DIRECTION: Select and copy out every line in the records containing "right".

═══ SUPPLIED RECORDS

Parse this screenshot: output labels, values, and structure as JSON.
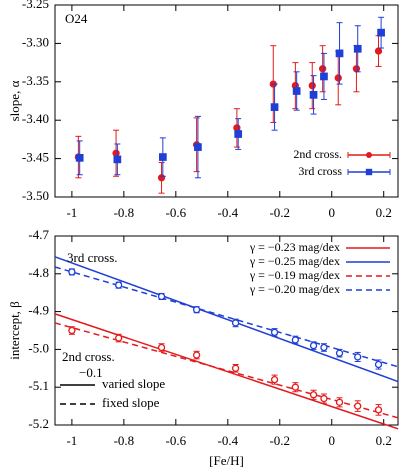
{
  "chart_data": [
    {
      "type": "scatter",
      "label": "O24",
      "y_label": "slope, α",
      "xlim": [
        -1.065,
        0.255
      ],
      "ylim": [
        -3.5,
        -3.25
      ],
      "xticks": [
        -1,
        -0.8,
        -0.6,
        -0.4,
        -0.2,
        0,
        0.2
      ],
      "yticks": [
        {
          "value": -3.5,
          "label": "-3.50"
        },
        -3.45,
        {
          "value": -3.4,
          "label": "-3.40"
        },
        -3.35,
        {
          "value": -3.3,
          "label": "-3.30"
        },
        -3.25
      ],
      "legend": "lower right",
      "series": [
        {
          "name": "2nd cross.",
          "color": "#e41a1c",
          "marker": "circle",
          "filled": true,
          "x": [
            -0.975,
            -0.83,
            -0.655,
            -0.52,
            -0.365,
            -0.225,
            -0.14,
            -0.075,
            -0.035,
            0.025,
            0.095,
            0.18
          ],
          "values": [
            -3.448,
            -3.443,
            -3.475,
            -3.432,
            -3.41,
            -3.353,
            -3.355,
            -3.355,
            -3.333,
            -3.345,
            -3.333,
            -3.31
          ],
          "errors": [
            0.027,
            0.03,
            0.02,
            0.035,
            0.025,
            0.05,
            0.03,
            0.03,
            0.03,
            0.035,
            0.03,
            0.02
          ]
        },
        {
          "name": "3rd cross",
          "color": "#1f3fd6",
          "marker": "square",
          "filled": true,
          "x": [
            -0.97,
            -0.825,
            -0.65,
            -0.515,
            -0.36,
            -0.22,
            -0.135,
            -0.07,
            -0.03,
            0.03,
            0.1,
            0.19
          ],
          "values": [
            -3.449,
            -3.451,
            -3.448,
            -3.435,
            -3.418,
            -3.383,
            -3.362,
            -3.367,
            -3.343,
            -3.313,
            -3.307,
            -3.286
          ],
          "errors": [
            0.022,
            0.02,
            0.025,
            0.04,
            0.02,
            0.03,
            0.025,
            0.025,
            0.03,
            0.04,
            0.03,
            0.02
          ]
        }
      ]
    },
    {
      "type": "line",
      "x_label": "[Fe/H]",
      "y_label": "intercept, β",
      "xlim": [
        -1.065,
        0.255
      ],
      "ylim": [
        -5.2,
        -4.7
      ],
      "xticks": [
        -1,
        -0.8,
        -0.6,
        -0.4,
        -0.2,
        0,
        0.2
      ],
      "yticks": [
        -4.7,
        -4.8,
        -4.9,
        {
          "value": -5.0,
          "label": "-5.0"
        },
        -5.1,
        -5.2
      ],
      "legend": "upper right",
      "annotations": [
        {
          "text": "3rd cross.",
          "color": "#1f3fd6"
        },
        {
          "text": "2nd cross.",
          "color": "#e41a1c"
        },
        {
          "text": "−0.1",
          "color": "#e41a1c"
        }
      ],
      "style_legend": [
        {
          "label": "varied slope",
          "dashed": false
        },
        {
          "label": "fixed slope",
          "dashed": true
        }
      ],
      "series": [
        {
          "name": "γ = −0.23 mag/dex",
          "color": "#e41a1c",
          "dashed": false,
          "x": [
            -1.065,
            0.255
          ],
          "values": [
            -4.906,
            -5.21
          ]
        },
        {
          "name": "γ = −0.25 mag/dex",
          "color": "#1f3fd6",
          "dashed": false,
          "x": [
            -1.065,
            0.255
          ],
          "values": [
            -4.755,
            -5.085
          ]
        },
        {
          "name": "γ = −0.19 mag/dex",
          "color": "#e41a1c",
          "dashed": true,
          "x": [
            -1.065,
            0.255
          ],
          "values": [
            -4.93,
            -5.181
          ]
        },
        {
          "name": "γ = −0.20 mag/dex",
          "color": "#1f3fd6",
          "dashed": true,
          "x": [
            -1.065,
            0.255
          ],
          "values": [
            -4.782,
            -5.046
          ]
        },
        {
          "color": "#1f3fd6",
          "marker": "circle",
          "filled": false,
          "x": [
            -1,
            -0.82,
            -0.655,
            -0.52,
            -0.37,
            -0.22,
            -0.14,
            -0.07,
            -0.03,
            0.03,
            0.1,
            0.18
          ],
          "values": [
            -4.795,
            -4.83,
            -4.86,
            -4.895,
            -4.93,
            -4.955,
            -4.975,
            -4.99,
            -4.995,
            -5.01,
            -5.02,
            -5.04
          ],
          "errors": [
            0.008,
            0.008,
            0.008,
            0.008,
            0.01,
            0.01,
            0.01,
            0.01,
            0.01,
            0.01,
            0.012,
            0.012
          ]
        },
        {
          "color": "#e41a1c",
          "marker": "circle",
          "filled": false,
          "x": [
            -1,
            -0.82,
            -0.655,
            -0.52,
            -0.37,
            -0.22,
            -0.14,
            -0.07,
            -0.03,
            0.03,
            0.1,
            0.18
          ],
          "values": [
            -4.95,
            -4.97,
            -4.995,
            -5.015,
            -5.05,
            -5.08,
            -5.1,
            -5.12,
            -5.13,
            -5.14,
            -5.15,
            -5.16
          ],
          "errors": [
            0.01,
            0.01,
            0.01,
            0.01,
            0.01,
            0.012,
            0.012,
            0.012,
            0.012,
            0.012,
            0.014,
            0.014
          ]
        }
      ]
    }
  ]
}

══════

EXERCISE ANSWER:
      "legend": "lower right",
      "legend": "upper right",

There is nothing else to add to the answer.